Work out the number of lines containing "μεταδόσεως". Answer with nothing but that number.

# Records start

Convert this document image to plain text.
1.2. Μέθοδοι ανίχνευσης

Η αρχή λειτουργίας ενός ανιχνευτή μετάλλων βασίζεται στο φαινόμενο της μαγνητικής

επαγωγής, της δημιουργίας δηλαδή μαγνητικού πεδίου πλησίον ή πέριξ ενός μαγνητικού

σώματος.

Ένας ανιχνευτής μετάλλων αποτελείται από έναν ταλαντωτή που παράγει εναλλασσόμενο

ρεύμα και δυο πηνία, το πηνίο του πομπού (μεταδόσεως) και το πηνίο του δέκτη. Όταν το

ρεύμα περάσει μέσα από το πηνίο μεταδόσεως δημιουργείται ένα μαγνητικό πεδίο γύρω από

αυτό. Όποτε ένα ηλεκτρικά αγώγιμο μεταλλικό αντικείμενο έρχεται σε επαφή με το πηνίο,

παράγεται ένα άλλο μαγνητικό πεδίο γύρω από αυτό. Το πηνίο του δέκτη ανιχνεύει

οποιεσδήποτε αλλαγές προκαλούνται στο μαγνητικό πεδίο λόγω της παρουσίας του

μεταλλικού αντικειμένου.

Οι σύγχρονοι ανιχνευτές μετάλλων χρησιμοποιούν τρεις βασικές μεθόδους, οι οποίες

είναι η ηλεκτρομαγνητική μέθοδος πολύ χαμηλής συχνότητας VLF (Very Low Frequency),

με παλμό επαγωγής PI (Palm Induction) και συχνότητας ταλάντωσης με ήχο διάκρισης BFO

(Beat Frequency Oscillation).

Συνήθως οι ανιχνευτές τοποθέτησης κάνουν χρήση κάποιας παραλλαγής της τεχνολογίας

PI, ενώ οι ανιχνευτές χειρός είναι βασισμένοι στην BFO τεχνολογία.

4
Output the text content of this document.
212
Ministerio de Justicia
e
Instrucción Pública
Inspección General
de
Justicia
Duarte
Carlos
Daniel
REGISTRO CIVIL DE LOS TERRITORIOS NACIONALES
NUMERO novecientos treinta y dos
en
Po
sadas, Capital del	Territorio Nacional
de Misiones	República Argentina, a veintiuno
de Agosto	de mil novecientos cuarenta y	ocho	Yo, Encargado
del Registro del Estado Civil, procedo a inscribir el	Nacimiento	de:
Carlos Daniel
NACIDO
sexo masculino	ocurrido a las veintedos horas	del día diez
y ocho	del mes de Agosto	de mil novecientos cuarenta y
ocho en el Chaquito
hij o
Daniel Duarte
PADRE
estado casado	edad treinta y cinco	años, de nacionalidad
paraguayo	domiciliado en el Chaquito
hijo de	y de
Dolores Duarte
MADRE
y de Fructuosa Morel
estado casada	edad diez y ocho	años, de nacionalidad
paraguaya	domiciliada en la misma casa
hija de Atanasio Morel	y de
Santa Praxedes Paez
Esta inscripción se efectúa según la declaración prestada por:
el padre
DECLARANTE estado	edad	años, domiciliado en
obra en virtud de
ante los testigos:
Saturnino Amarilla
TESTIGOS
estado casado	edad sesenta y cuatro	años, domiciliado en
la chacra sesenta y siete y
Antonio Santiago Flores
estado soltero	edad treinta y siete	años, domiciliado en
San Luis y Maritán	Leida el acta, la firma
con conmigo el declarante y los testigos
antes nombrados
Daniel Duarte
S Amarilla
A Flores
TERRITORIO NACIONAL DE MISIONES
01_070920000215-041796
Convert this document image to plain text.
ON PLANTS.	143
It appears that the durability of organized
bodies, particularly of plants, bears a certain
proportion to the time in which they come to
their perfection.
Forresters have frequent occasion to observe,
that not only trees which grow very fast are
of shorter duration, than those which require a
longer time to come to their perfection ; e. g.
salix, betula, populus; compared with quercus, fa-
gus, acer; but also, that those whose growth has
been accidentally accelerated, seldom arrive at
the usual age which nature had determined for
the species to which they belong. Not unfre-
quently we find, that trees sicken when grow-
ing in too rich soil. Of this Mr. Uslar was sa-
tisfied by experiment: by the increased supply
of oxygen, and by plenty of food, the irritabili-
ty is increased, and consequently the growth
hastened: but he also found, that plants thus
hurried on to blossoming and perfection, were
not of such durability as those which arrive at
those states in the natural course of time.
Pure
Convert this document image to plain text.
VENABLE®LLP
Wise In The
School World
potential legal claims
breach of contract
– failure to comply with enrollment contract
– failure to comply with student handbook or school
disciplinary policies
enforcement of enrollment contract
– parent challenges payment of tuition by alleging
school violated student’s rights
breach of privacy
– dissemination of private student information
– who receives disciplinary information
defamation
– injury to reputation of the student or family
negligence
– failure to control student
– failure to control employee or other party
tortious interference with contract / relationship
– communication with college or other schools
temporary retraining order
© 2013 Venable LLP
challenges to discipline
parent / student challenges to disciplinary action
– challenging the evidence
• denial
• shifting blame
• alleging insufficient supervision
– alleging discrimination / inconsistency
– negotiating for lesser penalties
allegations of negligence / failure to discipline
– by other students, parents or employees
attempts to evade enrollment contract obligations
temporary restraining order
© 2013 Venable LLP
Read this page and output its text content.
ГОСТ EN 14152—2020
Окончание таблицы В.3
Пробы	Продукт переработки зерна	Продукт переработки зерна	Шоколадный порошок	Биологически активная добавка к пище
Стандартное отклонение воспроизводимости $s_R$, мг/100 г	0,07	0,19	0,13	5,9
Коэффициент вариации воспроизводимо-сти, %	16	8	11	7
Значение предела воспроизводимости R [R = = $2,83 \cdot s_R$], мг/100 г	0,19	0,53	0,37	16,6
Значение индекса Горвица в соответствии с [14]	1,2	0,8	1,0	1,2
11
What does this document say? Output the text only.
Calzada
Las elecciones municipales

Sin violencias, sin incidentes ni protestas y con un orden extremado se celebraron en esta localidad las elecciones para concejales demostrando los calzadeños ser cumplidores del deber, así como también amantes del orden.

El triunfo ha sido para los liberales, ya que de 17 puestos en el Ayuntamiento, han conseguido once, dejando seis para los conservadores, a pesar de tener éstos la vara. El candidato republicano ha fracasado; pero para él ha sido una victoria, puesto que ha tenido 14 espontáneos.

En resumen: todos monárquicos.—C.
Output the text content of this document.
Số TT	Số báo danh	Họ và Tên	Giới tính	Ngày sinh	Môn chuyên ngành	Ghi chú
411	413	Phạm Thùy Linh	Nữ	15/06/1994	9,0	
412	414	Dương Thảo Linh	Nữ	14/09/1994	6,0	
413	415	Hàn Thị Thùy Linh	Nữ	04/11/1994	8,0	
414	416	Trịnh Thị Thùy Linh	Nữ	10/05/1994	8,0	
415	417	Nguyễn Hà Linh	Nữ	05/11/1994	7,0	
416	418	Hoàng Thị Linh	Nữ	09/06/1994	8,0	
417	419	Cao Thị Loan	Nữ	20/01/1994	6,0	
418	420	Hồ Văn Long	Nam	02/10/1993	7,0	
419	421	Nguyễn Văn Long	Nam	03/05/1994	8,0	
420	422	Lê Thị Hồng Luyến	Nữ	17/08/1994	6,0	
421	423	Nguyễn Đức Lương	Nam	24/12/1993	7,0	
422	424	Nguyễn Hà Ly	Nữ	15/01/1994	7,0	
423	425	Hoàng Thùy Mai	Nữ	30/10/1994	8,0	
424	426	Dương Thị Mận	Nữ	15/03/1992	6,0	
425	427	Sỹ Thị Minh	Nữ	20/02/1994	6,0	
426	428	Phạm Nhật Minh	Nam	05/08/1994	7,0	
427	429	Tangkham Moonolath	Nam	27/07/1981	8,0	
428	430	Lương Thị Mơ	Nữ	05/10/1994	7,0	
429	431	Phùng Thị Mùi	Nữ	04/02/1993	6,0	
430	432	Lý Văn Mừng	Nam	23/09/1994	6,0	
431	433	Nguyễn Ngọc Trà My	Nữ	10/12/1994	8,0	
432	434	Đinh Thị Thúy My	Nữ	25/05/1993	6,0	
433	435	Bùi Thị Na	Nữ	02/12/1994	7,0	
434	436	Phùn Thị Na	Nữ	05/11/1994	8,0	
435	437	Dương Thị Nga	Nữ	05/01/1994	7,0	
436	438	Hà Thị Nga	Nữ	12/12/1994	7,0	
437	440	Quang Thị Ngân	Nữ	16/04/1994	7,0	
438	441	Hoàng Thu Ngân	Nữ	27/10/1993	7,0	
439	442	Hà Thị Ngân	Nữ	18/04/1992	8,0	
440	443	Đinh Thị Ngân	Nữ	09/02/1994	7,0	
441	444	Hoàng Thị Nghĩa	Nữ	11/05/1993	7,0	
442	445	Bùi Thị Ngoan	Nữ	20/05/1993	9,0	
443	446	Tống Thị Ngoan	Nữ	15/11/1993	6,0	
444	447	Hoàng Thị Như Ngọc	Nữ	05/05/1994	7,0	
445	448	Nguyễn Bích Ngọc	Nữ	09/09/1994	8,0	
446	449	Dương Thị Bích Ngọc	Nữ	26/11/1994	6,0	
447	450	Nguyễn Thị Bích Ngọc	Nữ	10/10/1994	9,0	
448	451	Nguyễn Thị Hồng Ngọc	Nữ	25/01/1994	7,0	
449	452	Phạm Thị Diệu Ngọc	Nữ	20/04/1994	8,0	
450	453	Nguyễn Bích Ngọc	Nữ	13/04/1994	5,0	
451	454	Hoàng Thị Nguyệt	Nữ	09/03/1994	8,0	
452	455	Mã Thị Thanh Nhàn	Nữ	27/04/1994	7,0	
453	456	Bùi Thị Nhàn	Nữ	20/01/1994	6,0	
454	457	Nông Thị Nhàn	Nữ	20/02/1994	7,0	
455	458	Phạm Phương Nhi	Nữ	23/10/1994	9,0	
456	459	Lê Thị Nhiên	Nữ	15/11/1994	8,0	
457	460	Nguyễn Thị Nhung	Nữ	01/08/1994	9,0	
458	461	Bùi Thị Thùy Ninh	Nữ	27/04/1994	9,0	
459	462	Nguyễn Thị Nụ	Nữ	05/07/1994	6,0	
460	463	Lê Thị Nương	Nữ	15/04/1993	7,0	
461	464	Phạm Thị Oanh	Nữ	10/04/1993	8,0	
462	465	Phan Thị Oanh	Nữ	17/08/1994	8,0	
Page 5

# Records end

- [Correct output]:
2